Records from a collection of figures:
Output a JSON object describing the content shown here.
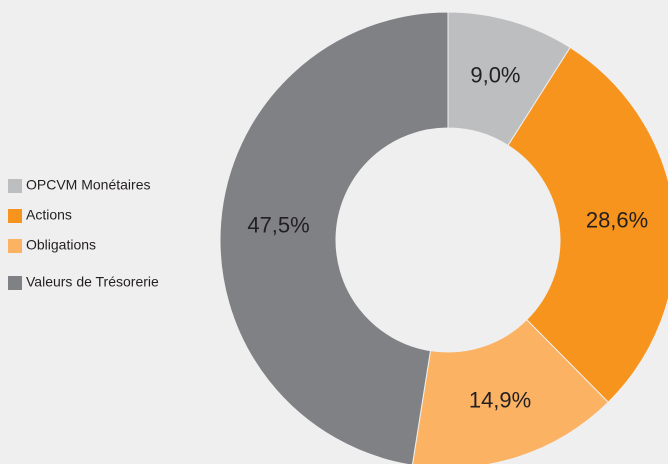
{
  "chart_data": {
    "type": "donut",
    "categories": [
      "OPCVM Monétaires",
      "Actions",
      "Obligations",
      "Valeurs de Trésorerie"
    ],
    "values": [
      9.0,
      28.6,
      14.9,
      47.5
    ],
    "value_labels": [
      "9,0%",
      "28,6%",
      "14,9%",
      "47,5%"
    ],
    "colors": [
      "#bcbec0",
      "#f7941d",
      "#fbb263",
      "#808184"
    ],
    "legend": "left"
  }
}
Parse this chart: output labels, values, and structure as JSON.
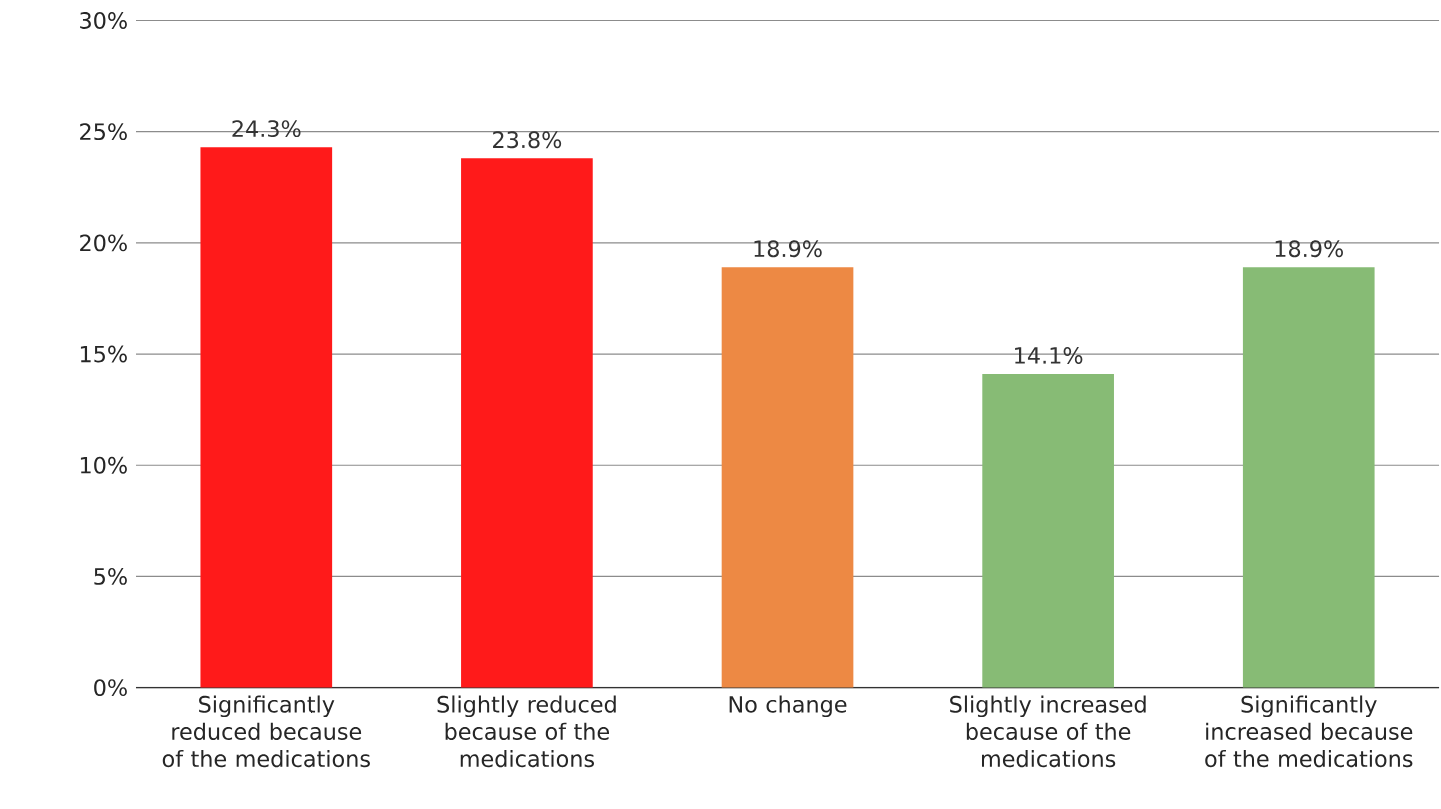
{
  "chart_data": {
    "type": "bar",
    "categories": [
      "Significantly reduced because of the medications",
      "Slightly reduced because of the medications",
      "No change",
      "Slightly increased because of the medications",
      "Significantly increased because of the medications"
    ],
    "values": [
      24.3,
      23.8,
      18.9,
      14.1,
      18.9
    ],
    "value_labels": [
      "24.3%",
      "23.8%",
      "18.9%",
      "14.1%",
      "18.9%"
    ],
    "colors": [
      "#ff1a1a",
      "#ff1a1a",
      "#ed8944",
      "#87bb75",
      "#87bb75"
    ],
    "ylim": [
      0,
      30
    ],
    "yticks": [
      {
        "value": 0,
        "label": "0%"
      },
      {
        "value": 5,
        "label": "5%"
      },
      {
        "value": 10,
        "label": "10%"
      },
      {
        "value": 15,
        "label": "15%"
      },
      {
        "value": 20,
        "label": "20%"
      },
      {
        "value": 25,
        "label": "25%"
      },
      {
        "value": 30,
        "label": "30%"
      }
    ],
    "grid": "y"
  }
}
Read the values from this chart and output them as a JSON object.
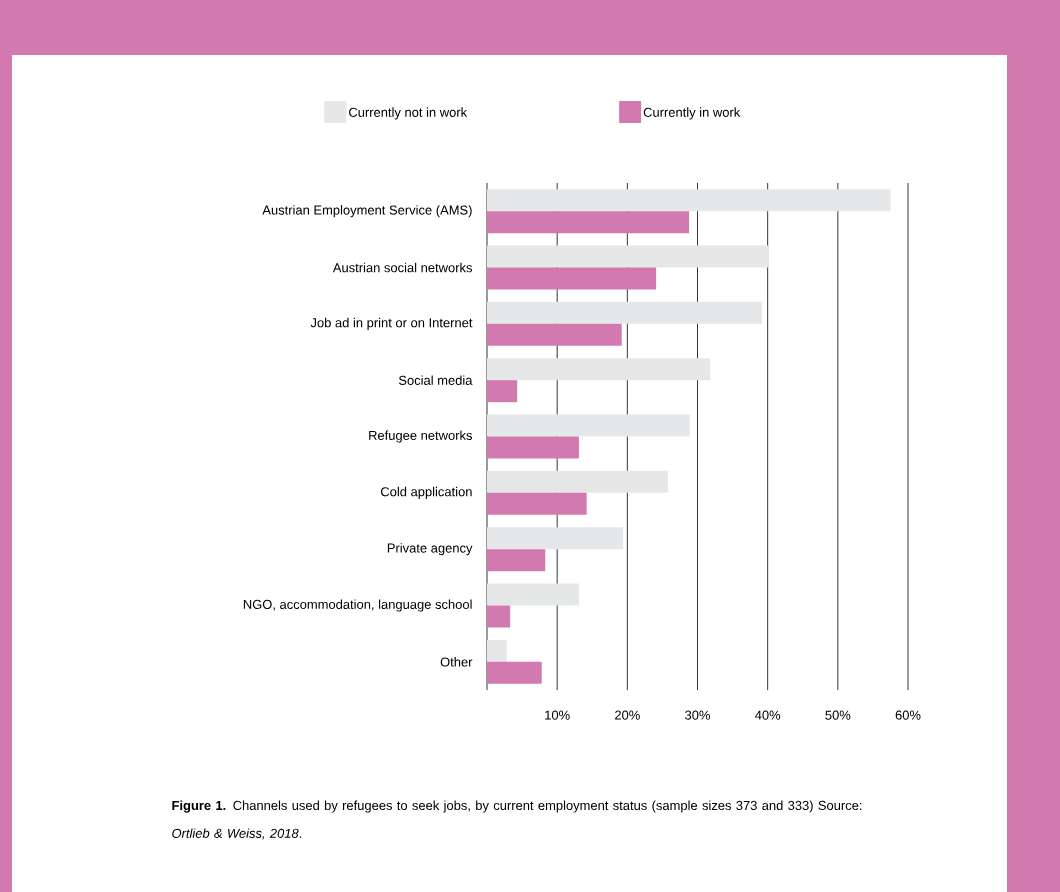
{
  "chart_data": {
    "type": "bar",
    "orientation": "horizontal",
    "categories": [
      "Austrian Employment Service (AMS)",
      "Austrian social networks",
      "Job ad in print or on Internet",
      "Social media",
      "Refugee networks",
      "Cold application",
      "Private agency",
      "NGO, accommodation, language school",
      "Other"
    ],
    "series": [
      {
        "name": "Currently not in work",
        "color": "#e6e7e8",
        "values": [
          57.5,
          40.2,
          39.2,
          31.8,
          28.9,
          25.8,
          19.4,
          13.1,
          2.8
        ]
      },
      {
        "name": "Currently in work",
        "color": "#d279b0",
        "values": [
          28.8,
          24.1,
          19.2,
          4.3,
          13.1,
          14.2,
          8.3,
          3.3,
          7.8
        ]
      }
    ],
    "xlim": [
      0,
      60
    ],
    "xticks": [
      {
        "value": 0,
        "label": null
      },
      {
        "value": 10,
        "label": "10%"
      },
      {
        "value": 20,
        "label": "20%"
      },
      {
        "value": 30,
        "label": "30%"
      },
      {
        "value": 40,
        "label": "40%"
      },
      {
        "value": 50,
        "label": "50%"
      },
      {
        "value": 60,
        "label": "60%"
      }
    ],
    "grid": "x",
    "legend": "top",
    "annotations": [
      "**Figure 1.** Channels used by refugees to seek jobs, by current employment status (sample sizes 373 and 333) Source: *Ortlieb & Weiss, 2018*."
    ]
  }
}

▸ Task details:
Make an exact copy of all entries above, dropping the images.

▸ Answer:
Output a JSON object describing the content shown here.
{
  "chart_data": {
    "type": "donut",
    "categories": [
      "OPCVM Monétaires",
      "Actions",
      "Obligations",
      "Valeurs de Trésorerie"
    ],
    "values": [
      9.0,
      28.6,
      14.9,
      47.5
    ],
    "value_labels": [
      "9,0%",
      "28,6%",
      "14,9%",
      "47,5%"
    ],
    "colors": [
      "#bcbec0",
      "#f7941d",
      "#fbb263",
      "#808184"
    ],
    "legend": "left"
  }
}
Parse this chart: output labels, values, and structure as JSON.
{
  "chart_data": {
    "type": "bar",
    "categories": [
      "Significantly reduced because of the medications",
      "Slightly reduced because of the medications",
      "No change",
      "Slightly increased because of the medications",
      "Significantly increased because of the medications"
    ],
    "values": [
      24.3,
      23.8,
      18.9,
      14.1,
      18.9
    ],
    "value_labels": [
      "24.3%",
      "23.8%",
      "18.9%",
      "14.1%",
      "18.9%"
    ],
    "colors": [
      "#ff1a1a",
      "#ff1a1a",
      "#ed8944",
      "#87bb75",
      "#87bb75"
    ],
    "ylim": [
      0,
      30
    ],
    "yticks": [
      {
        "value": 0,
        "label": "0%"
      },
      {
        "value": 5,
        "label": "5%"
      },
      {
        "value": 10,
        "label": "10%"
      },
      {
        "value": 15,
        "label": "15%"
      },
      {
        "value": 20,
        "label": "20%"
      },
      {
        "value": 25,
        "label": "25%"
      },
      {
        "value": 30,
        "label": "30%"
      }
    ],
    "grid": "y"
  }
}
Read the values from this chart and output them as a JSON object.
{
  "chart_data": {
    "type": "bar",
    "orientation": "horizontal",
    "categories": [
      "Austrian Employment Service (AMS)",
      "Austrian social networks",
      "Job ad in print or on Internet",
      "Social media",
      "Refugee networks",
      "Cold application",
      "Private agency",
      "NGO, accommodation, language school",
      "Other"
    ],
    "series": [
      {
        "name": "Currently not in work",
        "color": "#e6e7e8",
        "values": [
          57.5,
          40.2,
          39.2,
          31.8,
          28.9,
          25.8,
          19.4,
          13.1,
          2.8
        ]
      },
      {
        "name": "Currently in work",
        "color": "#d279b0",
        "values": [
          28.8,
          24.1,
          19.2,
          4.3,
          13.1,
          14.2,
          8.3,
          3.3,
          7.8
        ]
      }
    ],
    "xlim": [
      0,
      60
    ],
    "xticks": [
      {
        "value": 0,
        "label": null
      },
      {
        "value": 10,
        "label": "10%"
      },
      {
        "value": 20,
        "label": "20%"
      },
      {
        "value": 30,
        "label": "30%"
      },
      {
        "value": 40,
        "label": "40%"
      },
      {
        "value": 50,
        "label": "50%"
      },
      {
        "value": 60,
        "label": "60%"
      }
    ],
    "grid": "x",
    "legend": "top",
    "annotations": [
      "**Figure 1.** Channels used by refugees to seek jobs, by current employment status (sample sizes 373 and 333) Source: *Ortlieb & Weiss, 2018*."
    ]
  }
}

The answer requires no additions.